-- Start Source extract --

Today I have done Minimum ASCII Delete Sum for Two Strings on leetcode and leetcode's December LeetCoding Challenge with cpp.

Minimum ASCII Delete Sum for Two Strings

Description

Given two strings s1, s2, find the lowest ASCII sum of deleted characters to make two strings equal.

Example 1:

Input: s1 = "sea", s2 = "eat"
Output: 231
Explanation: Deleting "s" from "sea" adds the ASCII value of "s" (115) to the sum.
Deleting "t" from "eat" adds 116 to the sum.
At the end, both strings are equal, and 115 + 116 = 231 is the minimum sum possible to achieve this.

Example 2:

Input: s1 = "delete", s2 = "leet"
Output: 403
Explanation: Deleting "dee" from "delete" to turn the string into "let",
adds 100[d]+101[e]+101[e] to the sum.  Deleting "e" from "leet" adds 101[e] to the sum.
At the end, both strings are equal to "let", and the answer is 100+101+101+101 = 403.
If instead we turned both strings into "lee" or "eet", we would get answers of 433 or 417, which are higher.

Note:

0 < s1.length, s2.length <= 1000.

All elements of each string will have an ASCII value in [97, 122].

-- End Source extract --
-- Start Data entries --

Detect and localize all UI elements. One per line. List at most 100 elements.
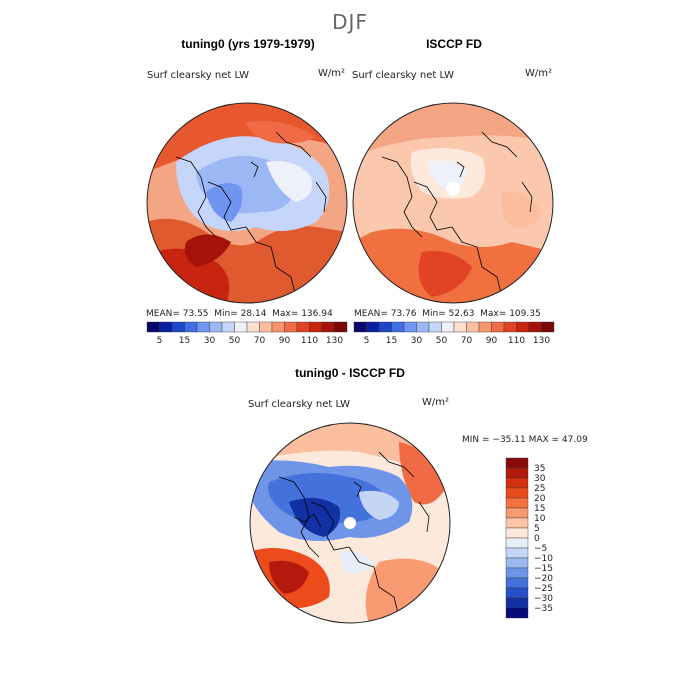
panel3-colorbar-label: 30 — [534, 474, 546, 484]
panel1-variable: Surf clearsky net LW — [147, 70, 250, 81]
panel2-colorbar-swatch — [391, 321, 405, 333]
panel2-stats: MEAN= 73.76 Min= 52.63 Max= 109.35 — [354, 309, 541, 319]
panel2-colorbar-ticks: 5 15 30 50 70 90 110 130 — [354, 336, 554, 348]
panel1-colorbar-swatch — [209, 321, 223, 333]
panel2-colorbar-swatch — [416, 321, 430, 333]
panel3-colorbar-swatch — [505, 567, 529, 579]
panel1-colorbar-swatch — [146, 321, 160, 333]
panel3-colorbar-swatch — [505, 607, 529, 619]
panel2-colorbar-swatch — [541, 321, 555, 333]
panel1-colorbar-swatch — [309, 321, 323, 333]
panel3-colorbar-swatch — [505, 577, 529, 589]
panel3-colorbar-label: −10 — [534, 554, 553, 564]
panel2-colorbar-tick-label: 50 — [435, 336, 448, 346]
panel1-polar-map — [146, 102, 348, 304]
panel1-colorbar — [146, 321, 348, 333]
panel1-colorbar-swatch — [196, 321, 210, 333]
panel2-title: ISCCP FD — [426, 37, 482, 51]
panel1-colorbar-tick-label: 130 — [325, 336, 344, 346]
panel2-colorbar-tick-label: 90 — [485, 336, 498, 346]
panel2-colorbar-tick-label: 70 — [460, 336, 473, 346]
panel2-units: W/m² — [525, 68, 553, 79]
panel1-colorbar-tick-label: 50 — [228, 336, 241, 346]
panel2-colorbar-swatch — [403, 321, 417, 333]
panel3-colorbar-swatch — [505, 547, 529, 559]
panel3-colorbar-label: 5 — [534, 524, 540, 534]
season-title: DJF — [332, 10, 368, 34]
panel1-colorbar-swatch — [221, 321, 235, 333]
panel2-colorbar-swatch — [516, 321, 530, 333]
panel2-colorbar-tick-label: 5 — [363, 336, 370, 346]
panel3-colorbar-swatch — [505, 467, 529, 479]
panel1-colorbar-swatch — [296, 321, 310, 333]
panel3-colorbar-swatch — [505, 597, 529, 609]
panel3-colorbar-label: 0 — [534, 534, 540, 544]
panel2-colorbar-swatch — [491, 321, 505, 333]
panel3-colorbar-label: −20 — [534, 574, 553, 584]
panel1-units: W/m² — [318, 68, 346, 79]
panel1-title: tuning0 (yrs 1979-1979) — [181, 37, 315, 51]
panel1-colorbar-swatch — [321, 321, 335, 333]
panel3-colorbar-swatch — [505, 507, 529, 519]
panel3-colorbar-swatch — [505, 557, 529, 569]
panel2-colorbar — [353, 321, 555, 333]
panel1-colorbar-swatch — [171, 321, 185, 333]
panel2-colorbar-tick-label: 30 — [410, 336, 423, 346]
panel2-colorbar-swatch — [503, 321, 517, 333]
panel1-colorbar-swatch — [246, 321, 260, 333]
panel3-colorbar-label: 35 — [534, 464, 545, 474]
panel2-colorbar-swatch — [428, 321, 442, 333]
panel1-colorbar-swatch — [234, 321, 248, 333]
panel2-colorbar-swatch — [378, 321, 392, 333]
panel1-colorbar-tick-label: 30 — [203, 336, 216, 346]
panel3-colorbar-swatch — [505, 487, 529, 499]
panel2-colorbar-swatch — [366, 321, 380, 333]
panel3-colorbar-swatch — [505, 477, 529, 489]
panel2-colorbar-swatch — [353, 321, 367, 333]
panel3-title: tuning0 - ISCCP FD — [295, 366, 405, 380]
panel2-colorbar-swatch — [466, 321, 480, 333]
panel1-colorbar-tick-label: 15 — [178, 336, 191, 346]
panel1-colorbar-swatch — [271, 321, 285, 333]
panel1-colorbar-swatch — [159, 321, 173, 333]
panel3-colorbar-label: 10 — [534, 514, 546, 524]
panel3-colorbar-label: −25 — [534, 584, 553, 594]
panel1-colorbar-ticks: 5 15 30 50 70 90 110 130 — [147, 336, 347, 348]
panel3-colorbar-label: 20 — [534, 494, 546, 504]
panel3-colorbar-swatch — [505, 537, 529, 549]
panel3-colorbar-swatch — [505, 527, 529, 539]
panel1-stats: MEAN= 73.55 Min= 28.14 Max= 136.94 — [146, 309, 333, 319]
panel2-colorbar-swatch — [453, 321, 467, 333]
panel2-colorbar-tick-label: 15 — [385, 336, 398, 346]
panel3-colorbar-label: −30 — [534, 594, 553, 604]
panel2-variable: Surf clearsky net LW — [352, 70, 455, 81]
panel3-colorbar-swatch — [505, 497, 529, 509]
panel3-minmax: MIN = −35.11 MAX = 47.09 — [462, 435, 588, 445]
panel1-colorbar-swatch — [259, 321, 273, 333]
panel3-colorbar-label: −5 — [534, 544, 547, 554]
panel3-colorbar-label: −15 — [534, 564, 553, 574]
panel3-colorbar-swatch — [505, 517, 529, 529]
panel1-colorbar-swatch — [184, 321, 198, 333]
panel1-colorbar-tick-label: 70 — [253, 336, 266, 346]
panel1-colorbar-tick-label: 5 — [156, 336, 163, 346]
panel3-polar-map — [249, 422, 451, 624]
panel2-colorbar-swatch — [528, 321, 542, 333]
panel2-colorbar-tick-label: 130 — [532, 336, 551, 346]
panel1-colorbar-swatch — [284, 321, 298, 333]
panel3-colorbar-label: 15 — [534, 504, 545, 514]
panel2-colorbar-swatch — [441, 321, 455, 333]
panel2-polar-map — [352, 102, 554, 304]
panel3-colorbar-swatch — [505, 457, 529, 469]
panel3-colorbar-swatch — [505, 587, 529, 599]
panel3-colorbar-label: 25 — [534, 484, 545, 494]
panel3-colorbar-label: −35 — [534, 604, 553, 614]
panel1-colorbar-tick-label: 110 — [300, 336, 319, 346]
panel2-colorbar-swatch — [478, 321, 492, 333]
panel3-units: W/m² — [422, 397, 450, 408]
panel2-colorbar-tick-label: 110 — [507, 336, 526, 346]
panel3-variable: Surf clearsky net LW — [248, 399, 351, 410]
panel1-colorbar-tick-label: 90 — [278, 336, 291, 346]
panel1-colorbar-swatch — [334, 321, 348, 333]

-- End Data entries --

**Given task 1**
Output the passage of the Minimum ASCII Delete Sum write-up starting with "Description" and going on through "(115) to the sum.".
**Given task 2**
Translate this sentence from the Minimum ASCII Delete Sum write-up into Spanish: "Given two strings s1, s2, find the lowest ASCII sum of deleted characters to make two strings equal."

**Answer 1**
Description

Given two strings s1, s2, find the lowest ASCII sum of deleted characters to make two strings equal.

Example 1:

Input: s1 = "sea", s2 = "eat"
Output: 231
Explanation: Deleting "s" from "sea" adds the ASCII value of "s" (115) to the sum.

**Answer 2**
Dadas dos cadenas s1, s2, encuentra la suma ASCII más baja de los caracteres eliminados para que las dos cadenas sean iguales.